Write out the full set of records below exactly.

### EXERCISE MATERIAL:
----------

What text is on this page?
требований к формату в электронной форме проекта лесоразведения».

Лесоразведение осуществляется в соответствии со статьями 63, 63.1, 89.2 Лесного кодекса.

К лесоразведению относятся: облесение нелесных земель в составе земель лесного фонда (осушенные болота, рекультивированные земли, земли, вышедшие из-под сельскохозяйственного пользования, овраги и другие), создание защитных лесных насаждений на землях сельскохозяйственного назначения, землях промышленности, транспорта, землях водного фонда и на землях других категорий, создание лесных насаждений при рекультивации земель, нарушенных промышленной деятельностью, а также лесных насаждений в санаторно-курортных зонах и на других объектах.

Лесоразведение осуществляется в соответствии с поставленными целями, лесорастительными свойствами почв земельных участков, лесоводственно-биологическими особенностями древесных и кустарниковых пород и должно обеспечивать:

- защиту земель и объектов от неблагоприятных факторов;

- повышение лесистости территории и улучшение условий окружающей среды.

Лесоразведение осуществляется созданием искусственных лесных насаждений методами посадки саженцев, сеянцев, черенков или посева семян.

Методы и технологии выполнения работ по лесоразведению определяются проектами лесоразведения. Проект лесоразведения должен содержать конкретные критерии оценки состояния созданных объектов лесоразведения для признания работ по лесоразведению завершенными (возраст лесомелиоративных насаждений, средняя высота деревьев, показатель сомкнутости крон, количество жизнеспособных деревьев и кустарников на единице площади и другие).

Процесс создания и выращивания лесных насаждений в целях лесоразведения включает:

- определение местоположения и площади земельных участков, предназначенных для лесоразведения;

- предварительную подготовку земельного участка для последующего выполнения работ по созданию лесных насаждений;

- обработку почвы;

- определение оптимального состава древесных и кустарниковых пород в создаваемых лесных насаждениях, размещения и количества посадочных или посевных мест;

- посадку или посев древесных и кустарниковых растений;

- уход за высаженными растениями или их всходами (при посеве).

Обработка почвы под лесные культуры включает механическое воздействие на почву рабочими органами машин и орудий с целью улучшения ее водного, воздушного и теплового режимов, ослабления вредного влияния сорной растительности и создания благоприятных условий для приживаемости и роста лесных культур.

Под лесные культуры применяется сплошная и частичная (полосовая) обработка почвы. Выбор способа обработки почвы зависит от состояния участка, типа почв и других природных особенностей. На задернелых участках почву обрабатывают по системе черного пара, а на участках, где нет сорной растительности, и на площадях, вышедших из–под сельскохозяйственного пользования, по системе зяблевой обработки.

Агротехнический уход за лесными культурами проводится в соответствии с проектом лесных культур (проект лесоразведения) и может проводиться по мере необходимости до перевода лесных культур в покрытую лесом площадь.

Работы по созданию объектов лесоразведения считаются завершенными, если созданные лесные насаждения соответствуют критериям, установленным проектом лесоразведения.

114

----------

### REPLY TO THE EXERCISE:
What text is on this page?
требований к формату в электронной форме проекта лесоразведения».

Лесоразведение осуществляется в соответствии со статьями 63, 63.1, 89.2 Лесного кодекса.

К лесоразведению относятся: облесение нелесных земель в составе земель лесного фонда (осушенные болота, рекультивированные земли, земли, вышедшие из-под сельскохозяйственного пользования, овраги и другие), создание защитных лесных насаждений на землях сельскохозяйственного назначения, землях промышленности, транспорта, землях водного фонда и на землях других категорий, создание лесных насаждений при рекультивации земель, нарушенных промышленной деятельностью, а также лесных насаждений в санаторно-курортных зонах и на других объектах.

Лесоразведение осуществляется в соответствии с поставленными целями, лесорастительными свойствами почв земельных участков, лесоводственно-биологическими особенностями древесных и кустарниковых пород и должно обеспечивать:

- защиту земель и объектов от неблагоприятных факторов;

- повышение лесистости территории и улучшение условий окружающей среды.

Лесоразведение осуществляется созданием искусственных лесных насаждений методами посадки саженцев, сеянцев, черенков или посева семян.

Методы и технологии выполнения работ по лесоразведению определяются проектами лесоразведения. Проект лесоразведения должен содержать конкретные критерии оценки состояния созданных объектов лесоразведения для признания работ по лесоразведению завершенными (возраст лесомелиоративных насаждений, средняя высота деревьев, показатель сомкнутости крон, количество жизнеспособных деревьев и кустарников на единице площади и другие).

Процесс создания и выращивания лесных насаждений в целях лесоразведения включает:

- определение местоположения и площади земельных участков, предназначенных для лесоразведения;

- предварительную подготовку земельного участка для последующего выполнения работ по созданию лесных насаждений;

- обработку почвы;

- определение оптимального состава древесных и кустарниковых пород в создаваемых лесных насаждениях, размещения и количества посадочных или посевных мест;

- посадку или посев древесных и кустарниковых растений;

- уход за высаженными растениями или их всходами (при посеве).

Обработка почвы под лесные культуры включает механическое воздействие на почву рабочими органами машин и орудий с целью улучшения ее водного, воздушного и теплового режимов, ослабления вредного влияния сорной растительности и создания благоприятных условий для приживаемости и роста лесных культур.

Под лесные культуры применяется сплошная и частичная (полосовая) обработка почвы. Выбор способа обработки почвы зависит от состояния участка, типа почв и других природных особенностей. На задернелых участках почву обрабатывают по системе черного пара, а на участках, где нет сорной растительности, и на площадях, вышедших из–под сельскохозяйственного пользования, по системе зяблевой обработки.

Агротехнический уход за лесными культурами проводится в соответствии с проектом лесных культур (проект лесоразведения) и может проводиться по мере необходимости до перевода лесных культур в покрытую лесом площадь.

Работы по созданию объектов лесоразведения считаются завершенными, если созданные лесные насаждения соответствуют критериям, установленным проектом лесоразведения.

114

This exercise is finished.